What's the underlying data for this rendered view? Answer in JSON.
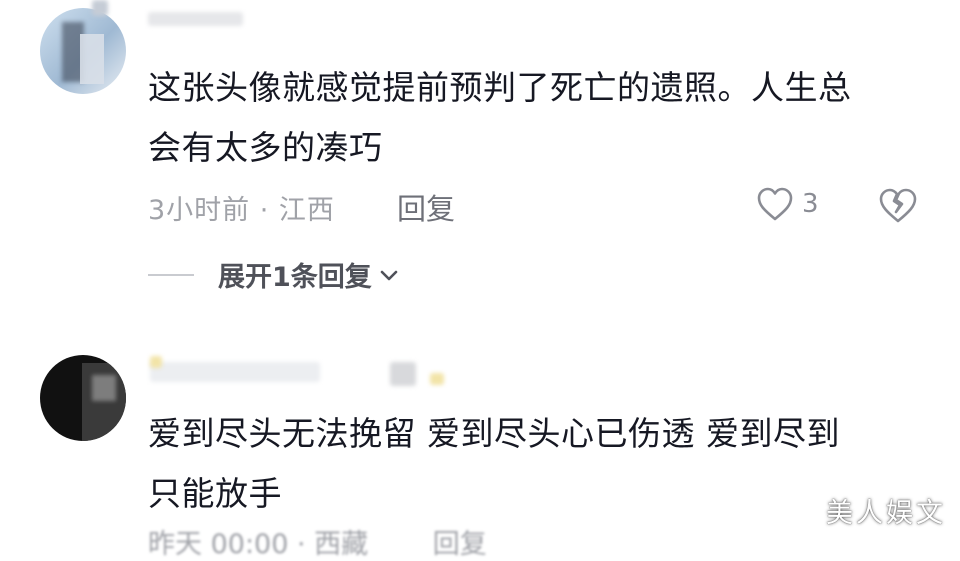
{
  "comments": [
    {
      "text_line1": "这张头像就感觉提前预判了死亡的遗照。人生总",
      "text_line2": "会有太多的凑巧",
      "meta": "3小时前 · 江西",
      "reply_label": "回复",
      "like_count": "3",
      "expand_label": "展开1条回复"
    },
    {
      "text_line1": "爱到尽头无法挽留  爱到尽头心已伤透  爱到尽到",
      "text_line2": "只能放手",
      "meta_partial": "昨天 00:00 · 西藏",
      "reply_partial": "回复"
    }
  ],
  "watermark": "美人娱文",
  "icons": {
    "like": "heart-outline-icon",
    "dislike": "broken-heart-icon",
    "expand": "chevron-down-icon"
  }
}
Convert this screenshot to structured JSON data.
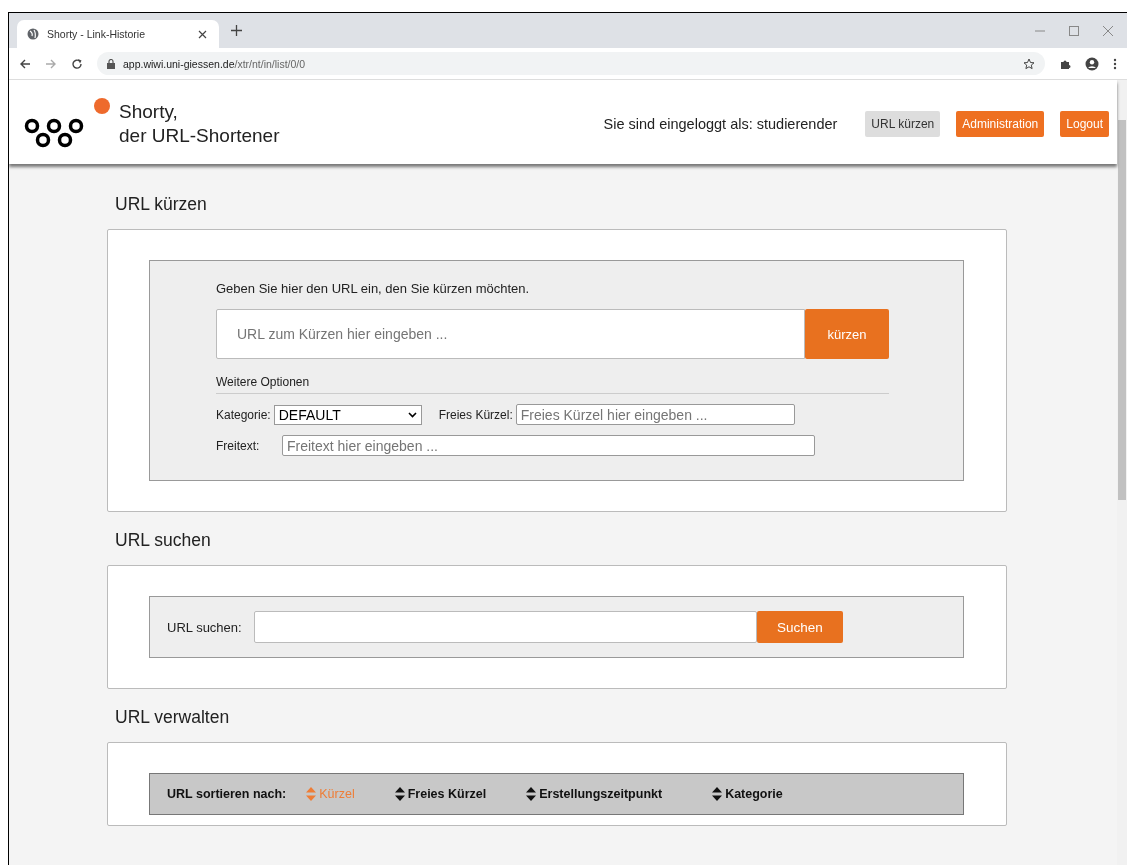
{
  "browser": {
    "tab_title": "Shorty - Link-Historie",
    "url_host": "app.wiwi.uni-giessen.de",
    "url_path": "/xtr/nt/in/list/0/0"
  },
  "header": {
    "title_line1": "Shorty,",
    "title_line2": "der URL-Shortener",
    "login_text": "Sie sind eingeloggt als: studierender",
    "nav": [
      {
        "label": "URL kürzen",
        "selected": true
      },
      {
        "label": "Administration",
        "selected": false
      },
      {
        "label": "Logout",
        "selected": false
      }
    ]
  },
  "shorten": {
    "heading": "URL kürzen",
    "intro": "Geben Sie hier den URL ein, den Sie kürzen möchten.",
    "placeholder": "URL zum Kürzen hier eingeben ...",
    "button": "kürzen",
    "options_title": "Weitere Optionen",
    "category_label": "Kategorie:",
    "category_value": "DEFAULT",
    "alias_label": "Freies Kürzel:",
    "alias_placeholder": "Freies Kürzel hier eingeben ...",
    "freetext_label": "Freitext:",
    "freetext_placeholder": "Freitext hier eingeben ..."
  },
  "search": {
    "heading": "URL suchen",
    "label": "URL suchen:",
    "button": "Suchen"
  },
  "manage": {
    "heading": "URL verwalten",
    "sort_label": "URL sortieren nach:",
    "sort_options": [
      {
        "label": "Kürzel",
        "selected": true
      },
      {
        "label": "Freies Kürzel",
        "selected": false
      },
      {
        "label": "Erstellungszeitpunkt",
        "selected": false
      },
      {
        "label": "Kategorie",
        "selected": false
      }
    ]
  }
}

####################

Reproduce the listing above exactly, excluding all pictures.

*CORRECT ANSWER*
What's the underlying data for this rendered view? Answer in JSON.
{
  "comments": [
    {
      "text_line1": "这张头像就感觉提前预判了死亡的遗照。人生总",
      "text_line2": "会有太多的凑巧",
      "meta": "3小时前 · 江西",
      "reply_label": "回复",
      "like_count": "3",
      "expand_label": "展开1条回复"
    },
    {
      "text_line1": "爱到尽头无法挽留  爱到尽头心已伤透  爱到尽到",
      "text_line2": "只能放手",
      "meta_partial": "昨天 00:00 · 西藏",
      "reply_partial": "回复"
    }
  ],
  "watermark": "美人娱文",
  "icons": {
    "like": "heart-outline-icon",
    "dislike": "broken-heart-icon",
    "expand": "chevron-down-icon"
  }
}
Convert this screenshot to structured JSON data.
{
  "browser": {
    "tab_title": "Shorty - Link-Historie",
    "url_host": "app.wiwi.uni-giessen.de",
    "url_path": "/xtr/nt/in/list/0/0"
  },
  "header": {
    "title_line1": "Shorty,",
    "title_line2": "der URL-Shortener",
    "login_text": "Sie sind eingeloggt als: studierender",
    "nav": [
      {
        "label": "URL kürzen",
        "selected": true
      },
      {
        "label": "Administration",
        "selected": false
      },
      {
        "label": "Logout",
        "selected": false
      }
    ]
  },
  "shorten": {
    "heading": "URL kürzen",
    "intro": "Geben Sie hier den URL ein, den Sie kürzen möchten.",
    "placeholder": "URL zum Kürzen hier eingeben ...",
    "button": "kürzen",
    "options_title": "Weitere Optionen",
    "category_label": "Kategorie:",
    "category_value": "DEFAULT",
    "alias_label": "Freies Kürzel:",
    "alias_placeholder": "Freies Kürzel hier eingeben ...",
    "freetext_label": "Freitext:",
    "freetext_placeholder": "Freitext hier eingeben ..."
  },
  "search": {
    "heading": "URL suchen",
    "label": "URL suchen:",
    "button": "Suchen"
  },
  "manage": {
    "heading": "URL verwalten",
    "sort_label": "URL sortieren nach:",
    "sort_options": [
      {
        "label": "Kürzel",
        "selected": true
      },
      {
        "label": "Freies Kürzel",
        "selected": false
      },
      {
        "label": "Erstellungszeitpunkt",
        "selected": false
      },
      {
        "label": "Kategorie",
        "selected": false
      }
    ]
  }
}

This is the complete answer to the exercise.